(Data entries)
========
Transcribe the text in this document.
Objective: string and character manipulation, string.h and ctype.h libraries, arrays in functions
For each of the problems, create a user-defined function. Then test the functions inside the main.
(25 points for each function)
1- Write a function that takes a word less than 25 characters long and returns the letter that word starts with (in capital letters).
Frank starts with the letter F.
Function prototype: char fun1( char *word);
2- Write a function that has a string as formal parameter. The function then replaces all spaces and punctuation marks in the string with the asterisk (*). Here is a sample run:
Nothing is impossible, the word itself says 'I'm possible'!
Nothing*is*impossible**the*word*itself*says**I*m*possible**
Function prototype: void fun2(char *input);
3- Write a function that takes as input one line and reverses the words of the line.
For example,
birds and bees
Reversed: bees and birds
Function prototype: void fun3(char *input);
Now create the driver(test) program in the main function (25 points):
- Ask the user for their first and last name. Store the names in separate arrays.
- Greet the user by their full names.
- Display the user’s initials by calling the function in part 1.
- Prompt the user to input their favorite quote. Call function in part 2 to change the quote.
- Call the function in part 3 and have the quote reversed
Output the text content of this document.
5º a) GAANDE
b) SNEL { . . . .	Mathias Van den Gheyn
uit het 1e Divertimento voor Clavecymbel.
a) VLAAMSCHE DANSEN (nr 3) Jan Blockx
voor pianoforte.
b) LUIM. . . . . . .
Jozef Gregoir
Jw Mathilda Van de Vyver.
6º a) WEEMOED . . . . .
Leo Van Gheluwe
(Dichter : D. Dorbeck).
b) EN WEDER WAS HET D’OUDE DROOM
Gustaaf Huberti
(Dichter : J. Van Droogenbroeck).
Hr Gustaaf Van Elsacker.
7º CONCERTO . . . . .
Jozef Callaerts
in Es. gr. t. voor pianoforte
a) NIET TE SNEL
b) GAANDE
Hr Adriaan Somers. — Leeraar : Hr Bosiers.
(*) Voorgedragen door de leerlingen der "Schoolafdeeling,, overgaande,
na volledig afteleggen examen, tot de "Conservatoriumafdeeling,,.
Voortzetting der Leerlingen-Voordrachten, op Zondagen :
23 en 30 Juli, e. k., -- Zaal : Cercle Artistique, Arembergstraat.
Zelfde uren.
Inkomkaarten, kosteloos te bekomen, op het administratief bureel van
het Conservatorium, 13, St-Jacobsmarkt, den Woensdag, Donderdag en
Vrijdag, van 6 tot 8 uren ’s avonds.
========
_What you should do_.
Every record should be given again exactly.

_Solution to the problem_.
Transcribe the text in this document.
Objective: string and character manipulation, string.h and ctype.h libraries, arrays in functions
For each of the problems, create a user-defined function. Then test the functions inside the main.
(25 points for each function)
1- Write a function that takes a word less than 25 characters long and returns the letter that word starts with (in capital letters).
Frank starts with the letter F.
Function prototype: char fun1( char *word);
2- Write a function that has a string as formal parameter. The function then replaces all spaces and punctuation marks in the string with the asterisk (*). Here is a sample run:
Nothing is impossible, the word itself says 'I'm possible'!
Nothing*is*impossible**the*word*itself*says**I*m*possible**
Function prototype: void fun2(char *input);
3- Write a function that takes as input one line and reverses the words of the line.
For example,
birds and bees
Reversed: bees and birds
Function prototype: void fun3(char *input);
Now create the driver(test) program in the main function (25 points):
- Ask the user for their first and last name. Store the names in separate arrays.
- Greet the user by their full names.
- Display the user’s initials by calling the function in part 1.
- Prompt the user to input their favorite quote. Call function in part 2 to change the quote.
- Call the function in part 3 and have the quote reversed
Output the text content of this document.
5º a) GAANDE
b) SNEL { . . . .	Mathias Van den Gheyn
uit het 1e Divertimento voor Clavecymbel.
a) VLAAMSCHE DANSEN (nr 3) Jan Blockx
voor pianoforte.
b) LUIM. . . . . . .
Jozef Gregoir
Jw Mathilda Van de Vyver.
6º a) WEEMOED . . . . .
Leo Van Gheluwe
(Dichter : D. Dorbeck).
b) EN WEDER WAS HET D’OUDE DROOM
Gustaaf Huberti
(Dichter : J. Van Droogenbroeck).
Hr Gustaaf Van Elsacker.
7º CONCERTO . . . . .
Jozef Callaerts
in Es. gr. t. voor pianoforte
a) NIET TE SNEL
b) GAANDE
Hr Adriaan Somers. — Leeraar : Hr Bosiers.
(*) Voorgedragen door de leerlingen der "Schoolafdeeling,, overgaande,
na volledig afteleggen examen, tot de "Conservatoriumafdeeling,,.
Voortzetting der Leerlingen-Voordrachten, op Zondagen :
23 en 30 Juli, e. k., -- Zaal : Cercle Artistique, Arembergstraat.
Zelfde uren.
Inkomkaarten, kosteloos te bekomen, op het administratief bureel van
het Conservatorium, 13, St-Jacobsmarkt, den Woensdag, Donderdag en
Vrijdag, van 6 tot 8 uren ’s avonds.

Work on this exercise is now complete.